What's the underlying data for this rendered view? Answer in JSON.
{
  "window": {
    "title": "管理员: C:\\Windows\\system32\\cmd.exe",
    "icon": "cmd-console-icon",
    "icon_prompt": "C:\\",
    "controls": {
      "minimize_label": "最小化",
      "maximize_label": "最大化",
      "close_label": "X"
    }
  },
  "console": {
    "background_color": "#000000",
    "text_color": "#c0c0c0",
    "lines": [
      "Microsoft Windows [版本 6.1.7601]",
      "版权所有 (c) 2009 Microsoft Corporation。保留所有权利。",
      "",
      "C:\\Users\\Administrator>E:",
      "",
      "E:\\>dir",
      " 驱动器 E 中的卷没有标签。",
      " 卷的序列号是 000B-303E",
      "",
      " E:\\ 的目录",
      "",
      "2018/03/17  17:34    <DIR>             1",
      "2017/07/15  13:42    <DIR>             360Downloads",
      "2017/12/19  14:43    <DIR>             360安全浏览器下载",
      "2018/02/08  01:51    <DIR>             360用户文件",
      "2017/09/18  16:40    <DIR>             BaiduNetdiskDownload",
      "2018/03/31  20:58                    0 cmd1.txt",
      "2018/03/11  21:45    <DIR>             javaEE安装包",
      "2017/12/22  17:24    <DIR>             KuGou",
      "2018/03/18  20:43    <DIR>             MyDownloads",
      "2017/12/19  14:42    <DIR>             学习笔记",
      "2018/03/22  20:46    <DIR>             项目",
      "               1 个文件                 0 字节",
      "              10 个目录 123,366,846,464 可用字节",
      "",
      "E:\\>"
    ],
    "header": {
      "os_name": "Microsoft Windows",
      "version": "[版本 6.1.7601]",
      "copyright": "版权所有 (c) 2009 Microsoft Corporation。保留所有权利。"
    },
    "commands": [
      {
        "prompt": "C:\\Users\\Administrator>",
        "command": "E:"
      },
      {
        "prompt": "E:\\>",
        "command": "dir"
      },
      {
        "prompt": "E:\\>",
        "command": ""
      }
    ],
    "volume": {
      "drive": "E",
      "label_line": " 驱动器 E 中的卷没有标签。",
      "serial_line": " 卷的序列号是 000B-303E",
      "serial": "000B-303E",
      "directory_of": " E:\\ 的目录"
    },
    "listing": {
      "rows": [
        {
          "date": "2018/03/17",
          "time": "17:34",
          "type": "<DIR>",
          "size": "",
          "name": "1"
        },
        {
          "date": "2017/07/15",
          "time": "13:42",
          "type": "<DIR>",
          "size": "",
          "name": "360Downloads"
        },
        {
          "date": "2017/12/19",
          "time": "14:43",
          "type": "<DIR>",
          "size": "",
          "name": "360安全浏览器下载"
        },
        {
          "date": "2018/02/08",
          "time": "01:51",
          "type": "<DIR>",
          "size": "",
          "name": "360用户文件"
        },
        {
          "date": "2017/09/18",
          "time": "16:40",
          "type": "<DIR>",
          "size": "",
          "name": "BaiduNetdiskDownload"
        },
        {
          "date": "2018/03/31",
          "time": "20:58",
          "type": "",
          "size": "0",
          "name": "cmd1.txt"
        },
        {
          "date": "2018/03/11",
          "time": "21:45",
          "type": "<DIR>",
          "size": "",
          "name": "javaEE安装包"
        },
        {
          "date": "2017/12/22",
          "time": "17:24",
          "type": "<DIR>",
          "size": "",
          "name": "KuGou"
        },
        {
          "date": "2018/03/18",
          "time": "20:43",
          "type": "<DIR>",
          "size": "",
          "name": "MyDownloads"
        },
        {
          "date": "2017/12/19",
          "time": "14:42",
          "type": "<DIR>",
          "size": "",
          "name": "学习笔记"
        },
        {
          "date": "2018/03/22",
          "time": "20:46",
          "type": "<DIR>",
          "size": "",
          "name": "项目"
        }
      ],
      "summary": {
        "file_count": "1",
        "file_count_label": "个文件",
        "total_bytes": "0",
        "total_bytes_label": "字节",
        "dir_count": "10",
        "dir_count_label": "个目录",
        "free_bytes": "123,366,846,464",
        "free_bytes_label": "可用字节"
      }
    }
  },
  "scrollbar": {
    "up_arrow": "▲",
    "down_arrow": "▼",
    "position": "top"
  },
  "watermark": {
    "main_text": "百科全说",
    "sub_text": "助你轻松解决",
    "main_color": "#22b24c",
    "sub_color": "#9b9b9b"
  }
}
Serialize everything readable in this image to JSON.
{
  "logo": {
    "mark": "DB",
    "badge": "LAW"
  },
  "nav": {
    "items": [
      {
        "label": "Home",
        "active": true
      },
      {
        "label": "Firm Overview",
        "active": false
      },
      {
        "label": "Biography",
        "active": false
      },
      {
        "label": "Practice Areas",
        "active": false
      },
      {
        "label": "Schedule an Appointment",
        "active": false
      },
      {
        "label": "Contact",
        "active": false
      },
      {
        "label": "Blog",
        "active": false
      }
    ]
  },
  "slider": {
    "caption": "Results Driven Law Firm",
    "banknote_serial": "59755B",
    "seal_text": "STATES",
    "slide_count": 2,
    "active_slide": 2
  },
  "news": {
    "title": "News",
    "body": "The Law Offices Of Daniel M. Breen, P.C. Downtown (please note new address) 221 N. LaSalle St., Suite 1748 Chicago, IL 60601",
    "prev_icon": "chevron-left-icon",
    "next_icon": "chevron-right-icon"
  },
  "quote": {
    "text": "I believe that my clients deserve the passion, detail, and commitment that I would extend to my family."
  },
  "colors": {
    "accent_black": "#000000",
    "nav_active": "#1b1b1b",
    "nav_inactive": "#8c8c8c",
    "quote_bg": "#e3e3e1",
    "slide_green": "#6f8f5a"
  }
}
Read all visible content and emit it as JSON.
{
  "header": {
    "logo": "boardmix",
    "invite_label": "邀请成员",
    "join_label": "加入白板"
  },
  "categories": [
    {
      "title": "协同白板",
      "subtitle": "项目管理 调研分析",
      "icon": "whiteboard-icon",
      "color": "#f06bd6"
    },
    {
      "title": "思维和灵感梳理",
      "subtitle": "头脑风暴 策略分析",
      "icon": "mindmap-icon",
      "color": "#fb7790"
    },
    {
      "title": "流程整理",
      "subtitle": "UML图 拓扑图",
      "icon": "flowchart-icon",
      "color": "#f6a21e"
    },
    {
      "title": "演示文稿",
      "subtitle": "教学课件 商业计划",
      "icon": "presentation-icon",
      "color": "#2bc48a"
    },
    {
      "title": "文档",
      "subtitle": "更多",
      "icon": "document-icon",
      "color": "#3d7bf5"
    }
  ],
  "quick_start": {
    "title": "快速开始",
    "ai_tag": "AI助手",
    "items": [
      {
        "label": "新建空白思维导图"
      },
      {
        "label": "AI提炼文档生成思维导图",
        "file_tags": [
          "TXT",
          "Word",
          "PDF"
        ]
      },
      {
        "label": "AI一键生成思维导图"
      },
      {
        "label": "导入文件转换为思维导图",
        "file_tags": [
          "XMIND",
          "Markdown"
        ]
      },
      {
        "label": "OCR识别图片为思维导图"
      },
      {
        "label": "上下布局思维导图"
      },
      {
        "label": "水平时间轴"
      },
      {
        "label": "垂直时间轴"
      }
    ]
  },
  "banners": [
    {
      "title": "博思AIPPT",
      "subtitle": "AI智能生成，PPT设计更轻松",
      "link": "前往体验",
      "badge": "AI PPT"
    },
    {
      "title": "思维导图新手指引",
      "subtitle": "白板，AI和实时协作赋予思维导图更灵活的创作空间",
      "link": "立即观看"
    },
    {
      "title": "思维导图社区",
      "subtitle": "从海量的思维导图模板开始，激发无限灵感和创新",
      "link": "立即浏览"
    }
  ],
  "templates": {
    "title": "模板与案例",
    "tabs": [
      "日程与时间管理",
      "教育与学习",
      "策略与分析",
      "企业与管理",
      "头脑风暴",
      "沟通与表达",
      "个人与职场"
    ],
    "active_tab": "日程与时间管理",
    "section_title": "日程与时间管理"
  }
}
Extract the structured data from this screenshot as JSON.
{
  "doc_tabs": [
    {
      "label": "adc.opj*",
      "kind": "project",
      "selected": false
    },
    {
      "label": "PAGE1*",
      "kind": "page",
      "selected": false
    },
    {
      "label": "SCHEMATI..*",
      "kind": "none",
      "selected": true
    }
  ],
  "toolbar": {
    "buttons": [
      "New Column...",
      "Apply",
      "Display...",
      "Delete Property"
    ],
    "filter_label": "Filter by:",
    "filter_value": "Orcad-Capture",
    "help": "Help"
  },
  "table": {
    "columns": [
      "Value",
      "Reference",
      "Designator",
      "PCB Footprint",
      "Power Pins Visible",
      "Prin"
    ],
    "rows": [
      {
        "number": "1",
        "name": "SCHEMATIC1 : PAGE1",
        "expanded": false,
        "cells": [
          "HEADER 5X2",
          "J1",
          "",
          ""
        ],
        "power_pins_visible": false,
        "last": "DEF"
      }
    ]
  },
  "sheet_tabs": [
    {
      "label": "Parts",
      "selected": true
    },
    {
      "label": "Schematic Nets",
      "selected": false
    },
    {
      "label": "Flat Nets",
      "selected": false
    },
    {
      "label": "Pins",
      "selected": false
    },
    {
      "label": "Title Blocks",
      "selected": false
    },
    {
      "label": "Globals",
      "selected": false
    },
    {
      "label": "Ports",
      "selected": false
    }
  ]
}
________________________
● EXERCISE GOAL
Reproduce each line of the material containing the word "chevron".

● THE RESPONSE
    "prev_icon": "chevron-left-icon",
    "next_icon": "chevron-right-icon"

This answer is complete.